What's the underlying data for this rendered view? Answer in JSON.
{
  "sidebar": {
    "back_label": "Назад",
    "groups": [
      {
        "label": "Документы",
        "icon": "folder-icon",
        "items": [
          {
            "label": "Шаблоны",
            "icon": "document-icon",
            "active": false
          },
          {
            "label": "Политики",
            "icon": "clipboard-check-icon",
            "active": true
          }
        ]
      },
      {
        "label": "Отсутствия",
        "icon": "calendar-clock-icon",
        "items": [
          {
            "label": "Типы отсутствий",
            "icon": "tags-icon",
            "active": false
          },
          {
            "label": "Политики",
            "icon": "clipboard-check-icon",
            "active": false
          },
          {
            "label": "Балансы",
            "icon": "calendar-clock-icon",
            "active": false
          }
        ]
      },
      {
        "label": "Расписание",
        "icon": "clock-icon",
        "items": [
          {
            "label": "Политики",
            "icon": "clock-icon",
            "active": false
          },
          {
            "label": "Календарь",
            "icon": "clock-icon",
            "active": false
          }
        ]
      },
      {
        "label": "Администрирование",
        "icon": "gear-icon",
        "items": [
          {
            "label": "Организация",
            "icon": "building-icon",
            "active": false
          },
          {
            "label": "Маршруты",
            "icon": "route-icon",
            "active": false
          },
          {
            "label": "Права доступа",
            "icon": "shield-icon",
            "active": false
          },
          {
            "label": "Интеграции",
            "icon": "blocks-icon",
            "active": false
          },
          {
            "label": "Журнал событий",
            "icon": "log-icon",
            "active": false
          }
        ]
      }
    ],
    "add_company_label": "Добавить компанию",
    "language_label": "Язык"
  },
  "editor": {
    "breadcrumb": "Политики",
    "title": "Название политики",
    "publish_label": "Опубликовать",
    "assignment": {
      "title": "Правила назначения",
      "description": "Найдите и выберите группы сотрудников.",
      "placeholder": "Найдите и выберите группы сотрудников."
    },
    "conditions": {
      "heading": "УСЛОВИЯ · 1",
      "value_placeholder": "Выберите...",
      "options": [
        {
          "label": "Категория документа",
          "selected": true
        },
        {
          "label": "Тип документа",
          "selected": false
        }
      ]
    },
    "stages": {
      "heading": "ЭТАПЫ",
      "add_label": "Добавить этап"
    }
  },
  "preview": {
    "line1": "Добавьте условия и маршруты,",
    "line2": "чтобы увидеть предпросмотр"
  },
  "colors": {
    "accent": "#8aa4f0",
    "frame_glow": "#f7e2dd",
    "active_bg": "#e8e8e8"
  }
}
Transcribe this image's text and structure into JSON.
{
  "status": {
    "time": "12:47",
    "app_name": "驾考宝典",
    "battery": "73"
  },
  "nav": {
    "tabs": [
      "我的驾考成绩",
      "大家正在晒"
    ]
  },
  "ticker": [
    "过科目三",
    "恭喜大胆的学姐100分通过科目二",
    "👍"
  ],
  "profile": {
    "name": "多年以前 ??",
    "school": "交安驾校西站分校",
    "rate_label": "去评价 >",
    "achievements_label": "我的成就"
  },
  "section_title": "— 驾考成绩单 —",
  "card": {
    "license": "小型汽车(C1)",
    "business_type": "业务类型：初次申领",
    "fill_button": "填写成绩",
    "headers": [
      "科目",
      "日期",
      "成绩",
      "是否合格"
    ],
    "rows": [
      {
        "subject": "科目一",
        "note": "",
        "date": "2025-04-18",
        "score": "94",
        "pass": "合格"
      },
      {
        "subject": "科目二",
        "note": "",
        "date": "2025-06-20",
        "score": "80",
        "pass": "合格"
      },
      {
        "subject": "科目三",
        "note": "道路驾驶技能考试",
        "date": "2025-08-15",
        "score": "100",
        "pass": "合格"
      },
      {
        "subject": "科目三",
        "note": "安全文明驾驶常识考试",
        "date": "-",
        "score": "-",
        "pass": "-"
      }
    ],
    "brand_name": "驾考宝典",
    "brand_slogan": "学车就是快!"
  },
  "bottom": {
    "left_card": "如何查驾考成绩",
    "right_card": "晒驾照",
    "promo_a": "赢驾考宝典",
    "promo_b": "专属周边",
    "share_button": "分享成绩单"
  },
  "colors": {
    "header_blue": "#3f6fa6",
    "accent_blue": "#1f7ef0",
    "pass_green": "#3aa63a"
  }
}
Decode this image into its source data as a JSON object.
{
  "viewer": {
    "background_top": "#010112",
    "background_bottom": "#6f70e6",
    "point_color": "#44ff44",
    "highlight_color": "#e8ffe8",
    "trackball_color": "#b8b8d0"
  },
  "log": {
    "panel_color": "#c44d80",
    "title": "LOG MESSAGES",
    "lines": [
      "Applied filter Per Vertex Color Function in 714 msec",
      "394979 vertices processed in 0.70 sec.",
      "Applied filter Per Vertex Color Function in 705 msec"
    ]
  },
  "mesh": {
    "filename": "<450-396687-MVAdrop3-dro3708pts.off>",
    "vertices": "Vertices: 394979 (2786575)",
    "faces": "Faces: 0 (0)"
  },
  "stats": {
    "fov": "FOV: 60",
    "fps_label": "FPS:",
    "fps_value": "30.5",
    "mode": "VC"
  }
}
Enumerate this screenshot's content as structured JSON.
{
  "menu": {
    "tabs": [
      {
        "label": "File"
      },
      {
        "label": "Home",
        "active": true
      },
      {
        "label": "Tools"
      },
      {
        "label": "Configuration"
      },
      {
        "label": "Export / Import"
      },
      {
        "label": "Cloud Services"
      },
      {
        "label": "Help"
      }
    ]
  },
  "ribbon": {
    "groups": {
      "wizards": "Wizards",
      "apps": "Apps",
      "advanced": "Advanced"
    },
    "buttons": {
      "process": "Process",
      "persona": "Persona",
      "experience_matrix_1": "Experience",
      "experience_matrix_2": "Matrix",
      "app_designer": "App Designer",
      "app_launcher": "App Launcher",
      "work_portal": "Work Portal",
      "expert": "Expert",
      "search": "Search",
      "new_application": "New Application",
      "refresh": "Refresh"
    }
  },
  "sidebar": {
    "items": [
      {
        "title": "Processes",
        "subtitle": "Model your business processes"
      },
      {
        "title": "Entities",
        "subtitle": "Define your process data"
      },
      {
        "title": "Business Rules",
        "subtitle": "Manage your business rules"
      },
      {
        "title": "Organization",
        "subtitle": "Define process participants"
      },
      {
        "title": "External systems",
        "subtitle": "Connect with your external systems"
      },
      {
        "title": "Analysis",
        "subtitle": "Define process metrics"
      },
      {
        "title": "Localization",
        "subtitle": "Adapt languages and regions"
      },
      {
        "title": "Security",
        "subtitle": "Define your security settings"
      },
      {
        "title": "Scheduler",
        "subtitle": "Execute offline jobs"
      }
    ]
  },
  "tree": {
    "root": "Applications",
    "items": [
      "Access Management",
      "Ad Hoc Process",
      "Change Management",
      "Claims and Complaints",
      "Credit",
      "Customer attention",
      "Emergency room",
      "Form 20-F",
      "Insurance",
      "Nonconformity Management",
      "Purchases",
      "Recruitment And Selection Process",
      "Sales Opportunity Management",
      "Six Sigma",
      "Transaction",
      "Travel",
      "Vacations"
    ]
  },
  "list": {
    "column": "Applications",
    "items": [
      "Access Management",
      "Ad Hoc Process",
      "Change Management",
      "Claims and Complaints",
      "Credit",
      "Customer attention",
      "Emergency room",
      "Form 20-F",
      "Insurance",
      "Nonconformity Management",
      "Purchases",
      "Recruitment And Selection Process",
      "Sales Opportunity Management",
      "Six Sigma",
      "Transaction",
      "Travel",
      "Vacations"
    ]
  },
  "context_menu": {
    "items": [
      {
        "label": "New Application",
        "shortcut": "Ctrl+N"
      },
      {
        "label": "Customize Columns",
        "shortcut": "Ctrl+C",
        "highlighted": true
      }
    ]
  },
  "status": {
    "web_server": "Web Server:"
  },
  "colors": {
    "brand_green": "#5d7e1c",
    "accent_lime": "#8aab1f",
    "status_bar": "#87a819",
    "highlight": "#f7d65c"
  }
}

*Work required*: In the entries above, find each line with the word "Найдите" and show it.

*Answer to this task*:
      "description": "Найдите и выберите группы сотрудников.",
      "placeholder": "Найдите и выберите группы сотрудников."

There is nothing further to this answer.